» **THE PROBLEM**:
Extract every record, keeping each one exactly as it is.

(Figure collection entries)
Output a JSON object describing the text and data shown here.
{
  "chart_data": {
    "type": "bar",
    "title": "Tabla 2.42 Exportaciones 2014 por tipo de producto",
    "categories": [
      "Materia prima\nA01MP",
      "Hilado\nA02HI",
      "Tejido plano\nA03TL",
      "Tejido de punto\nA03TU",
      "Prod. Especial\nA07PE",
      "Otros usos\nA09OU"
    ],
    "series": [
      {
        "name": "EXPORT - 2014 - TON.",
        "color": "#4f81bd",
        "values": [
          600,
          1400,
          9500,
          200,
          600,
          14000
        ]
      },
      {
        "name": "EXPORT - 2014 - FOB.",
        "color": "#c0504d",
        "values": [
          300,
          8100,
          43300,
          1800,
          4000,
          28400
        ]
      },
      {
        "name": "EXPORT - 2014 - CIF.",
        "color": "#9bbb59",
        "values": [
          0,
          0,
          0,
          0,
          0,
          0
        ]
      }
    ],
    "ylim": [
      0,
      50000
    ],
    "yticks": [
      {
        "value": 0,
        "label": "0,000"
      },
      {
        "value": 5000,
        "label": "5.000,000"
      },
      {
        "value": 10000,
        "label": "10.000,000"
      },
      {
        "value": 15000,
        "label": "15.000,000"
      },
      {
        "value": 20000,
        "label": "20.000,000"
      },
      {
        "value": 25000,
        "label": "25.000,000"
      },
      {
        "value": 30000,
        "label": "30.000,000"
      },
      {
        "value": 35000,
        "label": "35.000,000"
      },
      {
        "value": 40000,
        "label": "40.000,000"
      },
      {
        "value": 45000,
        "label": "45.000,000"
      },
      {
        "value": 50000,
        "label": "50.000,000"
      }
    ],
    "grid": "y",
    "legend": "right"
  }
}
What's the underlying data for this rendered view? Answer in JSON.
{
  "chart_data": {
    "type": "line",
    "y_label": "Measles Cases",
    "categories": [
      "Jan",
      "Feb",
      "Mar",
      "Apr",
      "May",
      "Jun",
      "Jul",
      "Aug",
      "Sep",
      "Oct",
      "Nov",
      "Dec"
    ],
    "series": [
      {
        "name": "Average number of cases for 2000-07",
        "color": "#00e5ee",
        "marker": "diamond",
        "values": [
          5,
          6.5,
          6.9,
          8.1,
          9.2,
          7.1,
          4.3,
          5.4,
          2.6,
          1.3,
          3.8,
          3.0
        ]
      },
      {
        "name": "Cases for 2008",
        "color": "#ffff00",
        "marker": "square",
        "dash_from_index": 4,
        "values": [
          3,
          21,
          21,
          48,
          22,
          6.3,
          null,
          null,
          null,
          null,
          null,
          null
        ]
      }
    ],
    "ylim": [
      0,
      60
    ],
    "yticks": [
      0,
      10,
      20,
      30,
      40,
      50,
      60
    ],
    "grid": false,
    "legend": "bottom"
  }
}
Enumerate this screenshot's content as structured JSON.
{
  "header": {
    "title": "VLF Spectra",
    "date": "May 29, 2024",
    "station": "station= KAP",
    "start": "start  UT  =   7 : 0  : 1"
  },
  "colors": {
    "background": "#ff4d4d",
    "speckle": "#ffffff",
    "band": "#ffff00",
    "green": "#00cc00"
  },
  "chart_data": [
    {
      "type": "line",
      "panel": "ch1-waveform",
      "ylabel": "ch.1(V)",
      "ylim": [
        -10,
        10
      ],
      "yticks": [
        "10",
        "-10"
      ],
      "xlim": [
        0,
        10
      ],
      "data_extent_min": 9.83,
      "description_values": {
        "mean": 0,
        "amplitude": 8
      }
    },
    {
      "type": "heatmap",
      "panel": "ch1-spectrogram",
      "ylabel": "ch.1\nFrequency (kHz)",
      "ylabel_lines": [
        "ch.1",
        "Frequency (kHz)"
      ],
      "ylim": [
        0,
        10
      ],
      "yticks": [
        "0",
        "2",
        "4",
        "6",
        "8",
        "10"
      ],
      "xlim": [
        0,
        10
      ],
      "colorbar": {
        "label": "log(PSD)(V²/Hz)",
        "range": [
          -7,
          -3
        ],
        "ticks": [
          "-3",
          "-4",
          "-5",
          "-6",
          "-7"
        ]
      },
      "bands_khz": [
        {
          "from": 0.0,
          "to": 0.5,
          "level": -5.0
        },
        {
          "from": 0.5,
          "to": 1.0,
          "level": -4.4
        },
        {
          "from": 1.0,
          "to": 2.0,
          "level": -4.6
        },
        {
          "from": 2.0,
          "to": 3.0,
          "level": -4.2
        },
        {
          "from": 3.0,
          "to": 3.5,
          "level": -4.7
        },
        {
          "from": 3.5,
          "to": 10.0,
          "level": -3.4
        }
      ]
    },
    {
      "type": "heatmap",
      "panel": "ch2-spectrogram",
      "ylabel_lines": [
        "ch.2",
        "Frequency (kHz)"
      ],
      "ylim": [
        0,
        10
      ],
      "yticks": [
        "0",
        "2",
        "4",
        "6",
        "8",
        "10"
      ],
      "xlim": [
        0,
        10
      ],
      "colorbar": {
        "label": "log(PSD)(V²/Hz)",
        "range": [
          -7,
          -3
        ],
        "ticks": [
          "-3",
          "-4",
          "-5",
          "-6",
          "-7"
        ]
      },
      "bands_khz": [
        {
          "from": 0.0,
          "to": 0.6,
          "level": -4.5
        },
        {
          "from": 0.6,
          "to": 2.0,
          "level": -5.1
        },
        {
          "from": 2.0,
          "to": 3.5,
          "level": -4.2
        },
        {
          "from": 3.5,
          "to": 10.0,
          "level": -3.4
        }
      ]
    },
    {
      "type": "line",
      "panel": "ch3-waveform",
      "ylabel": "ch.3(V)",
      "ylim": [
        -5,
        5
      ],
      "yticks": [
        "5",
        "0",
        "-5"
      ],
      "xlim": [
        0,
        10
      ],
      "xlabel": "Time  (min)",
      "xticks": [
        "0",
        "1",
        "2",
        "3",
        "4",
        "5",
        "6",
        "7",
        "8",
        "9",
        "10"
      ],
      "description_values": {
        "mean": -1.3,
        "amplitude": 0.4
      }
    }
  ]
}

» **RESULT OF THE EXERCISE**:
Output a JSON object describing the text and data shown here.
{
  "chart_data": {
    "type": "bar",
    "title": "Tabla 2.42 Exportaciones 2014 por tipo de producto",
    "categories": [
      "Materia prima\nA01MP",
      "Hilado\nA02HI",
      "Tejido plano\nA03TL",
      "Tejido de punto\nA03TU",
      "Prod. Especial\nA07PE",
      "Otros usos\nA09OU"
    ],
    "series": [
      {
        "name": "EXPORT - 2014 - TON.",
        "color": "#4f81bd",
        "values": [
          600,
          1400,
          9500,
          200,
          600,
          14000
        ]
      },
      {
        "name": "EXPORT - 2014 - FOB.",
        "color": "#c0504d",
        "values": [
          300,
          8100,
          43300,
          1800,
          4000,
          28400
        ]
      },
      {
        "name": "EXPORT - 2014 - CIF.",
        "color": "#9bbb59",
        "values": [
          0,
          0,
          0,
          0,
          0,
          0
        ]
      }
    ],
    "ylim": [
      0,
      50000
    ],
    "yticks": [
      {
        "value": 0,
        "label": "0,000"
      },
      {
        "value": 5000,
        "label": "5.000,000"
      },
      {
        "value": 10000,
        "label": "10.000,000"
      },
      {
        "value": 15000,
        "label": "15.000,000"
      },
      {
        "value": 20000,
        "label": "20.000,000"
      },
      {
        "value": 25000,
        "label": "25.000,000"
      },
      {
        "value": 30000,
        "label": "30.000,000"
      },
      {
        "value": 35000,
        "label": "35.000,000"
      },
      {
        "value": 40000,
        "label": "40.000,000"
      },
      {
        "value": 45000,
        "label": "45.000,000"
      },
      {
        "value": 50000,
        "label": "50.000,000"
      }
    ],
    "grid": "y",
    "legend": "right"
  }
}
What's the underlying data for this rendered view? Answer in JSON.
{
  "chart_data": {
    "type": "line",
    "y_label": "Measles Cases",
    "categories": [
      "Jan",
      "Feb",
      "Mar",
      "Apr",
      "May",
      "Jun",
      "Jul",
      "Aug",
      "Sep",
      "Oct",
      "Nov",
      "Dec"
    ],
    "series": [
      {
        "name": "Average number of cases for 2000-07",
        "color": "#00e5ee",
        "marker": "diamond",
        "values": [
          5,
          6.5,
          6.9,
          8.1,
          9.2,
          7.1,
          4.3,
          5.4,
          2.6,
          1.3,
          3.8,
          3.0
        ]
      },
      {
        "name": "Cases for 2008",
        "color": "#ffff00",
        "marker": "square",
        "dash_from_index": 4,
        "values": [
          3,
          21,
          21,
          48,
          22,
          6.3,
          null,
          null,
          null,
          null,
          null,
          null
        ]
      }
    ],
    "ylim": [
      0,
      60
    ],
    "yticks": [
      0,
      10,
      20,
      30,
      40,
      50,
      60
    ],
    "grid": false,
    "legend": "bottom"
  }
}
Enumerate this screenshot's content as structured JSON.
{
  "header": {
    "title": "VLF Spectra",
    "date": "May 29, 2024",
    "station": "station= KAP",
    "start": "start  UT  =   7 : 0  : 1"
  },
  "colors": {
    "background": "#ff4d4d",
    "speckle": "#ffffff",
    "band": "#ffff00",
    "green": "#00cc00"
  },
  "chart_data": [
    {
      "type": "line",
      "panel": "ch1-waveform",
      "ylabel": "ch.1(V)",
      "ylim": [
        -10,
        10
      ],
      "yticks": [
        "10",
        "-10"
      ],
      "xlim": [
        0,
        10
      ],
      "data_extent_min": 9.83,
      "description_values": {
        "mean": 0,
        "amplitude": 8
      }
    },
    {
      "type": "heatmap",
      "panel": "ch1-spectrogram",
      "ylabel": "ch.1\nFrequency (kHz)",
      "ylabel_lines": [
        "ch.1",
        "Frequency (kHz)"
      ],
      "ylim": [
        0,
        10
      ],
      "yticks": [
        "0",
        "2",
        "4",
        "6",
        "8",
        "10"
      ],
      "xlim": [
        0,
        10
      ],
      "colorbar": {
        "label": "log(PSD)(V²/Hz)",
        "range": [
          -7,
          -3
        ],
        "ticks": [
          "-3",
          "-4",
          "-5",
          "-6",
          "-7"
        ]
      },
      "bands_khz": [
        {
          "from": 0.0,
          "to": 0.5,
          "level": -5.0
        },
        {
          "from": 0.5,
          "to": 1.0,
          "level": -4.4
        },
        {
          "from": 1.0,
          "to": 2.0,
          "level": -4.6
        },
        {
          "from": 2.0,
          "to": 3.0,
          "level": -4.2
        },
        {
          "from": 3.0,
          "to": 3.5,
          "level": -4.7
        },
        {
          "from": 3.5,
          "to": 10.0,
          "level": -3.4
        }
      ]
    },
    {
      "type": "heatmap",
      "panel": "ch2-spectrogram",
      "ylabel_lines": [
        "ch.2",
        "Frequency (kHz)"
      ],
      "ylim": [
        0,
        10
      ],
      "yticks": [
        "0",
        "2",
        "4",
        "6",
        "8",
        "10"
      ],
      "xlim": [
        0,
        10
      ],
      "colorbar": {
        "label": "log(PSD)(V²/Hz)",
        "range": [
          -7,
          -3
        ],
        "ticks": [
          "-3",
          "-4",
          "-5",
          "-6",
          "-7"
        ]
      },
      "bands_khz": [
        {
          "from": 0.0,
          "to": 0.6,
          "level": -4.5
        },
        {
          "from": 0.6,
          "to": 2.0,
          "level": -5.1
        },
        {
          "from": 2.0,
          "to": 3.5,
          "level": -4.2
        },
        {
          "from": 3.5,
          "to": 10.0,
          "level": -3.4
        }
      ]
    },
    {
      "type": "line",
      "panel": "ch3-waveform",
      "ylabel": "ch.3(V)",
      "ylim": [
        -5,
        5
      ],
      "yticks": [
        "5",
        "0",
        "-5"
      ],
      "xlim": [
        0,
        10
      ],
      "xlabel": "Time  (min)",
      "xticks": [
        "0",
        "1",
        "2",
        "3",
        "4",
        "5",
        "6",
        "7",
        "8",
        "9",
        "10"
      ],
      "description_values": {
        "mean": -1.3,
        "amplitude": 0.4
      }
    }
  ]
}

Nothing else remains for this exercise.